In generation 427 of this story, around 520 to 530 of our era, there was an influential teacher called Mazdak. He lived in the Sasanian Empire. He was a vegetarian and a pacifist. He has also been decribed as a communist, because he advocated the sharing of women and property. He inspired an uprising known as ‘Mazdak’s revolt’. He and many of his followers were put to death on the orders of the shahinshah Khosrow I sometime after his accession in the year 531.
Even that bare outline is open to dispute, but that is the best I can make of his story from reading the sources available.
We need some context here. His name is not too different from that of the supreme deity of Zoroastrianism: Ohramazd or Ahura Mazda. It is recorded that he was a Zoroastrian priest. Zoroastrianism, ‘the good religion’, is the earliest monotheistic organised religion that I know of.
Some of its characteristics –
* There is order and there is chaos. Order is to be welcomed and chaos to be avoided. Chaos comes with the lie and order comes with truthfulness.
* Cleanliness (order) is greatly valued and pollution (chaos) is abhorred. This leads to a concern for nature, that the water, the earth and the fire should not be contaminated. When a person dies the body becomes part of the corruption. To bury it in the earth would pollute the earth, so some Zoroastrians expose the body to be eaten by scavenging birds.

Task to carry out>
For each statement, decide whether it agrees with the passage on Mazdak. Give yes or no, and quote the passage's own words that settle the matter.
1. Mazdak was put to death on the orders of Khosrow I.
2. Zoroastrians bury their dead in the earth.
3. Mazdak is recorded as having been a Zoroastrian priest.
The material placed after this note is drawn from a separate source.

Information shown>

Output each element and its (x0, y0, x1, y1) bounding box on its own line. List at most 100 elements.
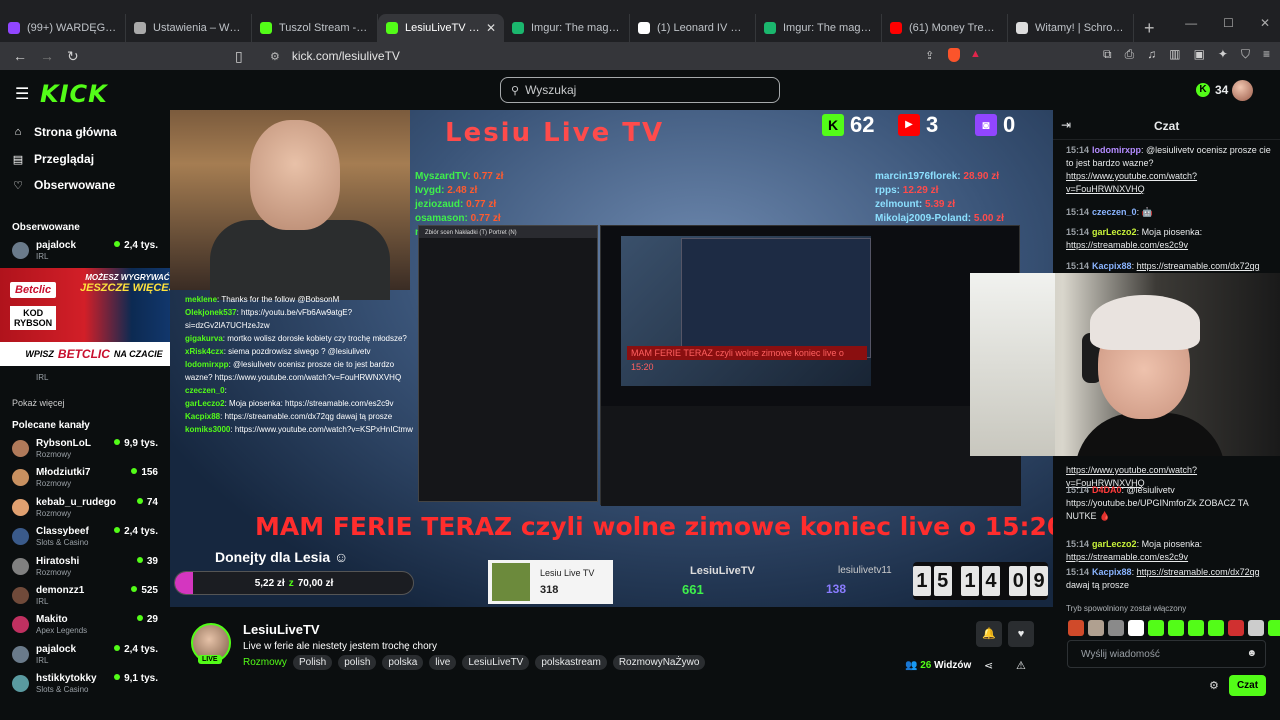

Reply>
1. Yes: "He and many of his followers were put to death on the orders of the shahinshah Khosrow I"
2. No: "To bury it in the earth would pollute the earth, so some Zoroastrians expose the body to be eaten by scavenging birds."
3. Yes: "It is recorded that he was a Zoroastrian priest."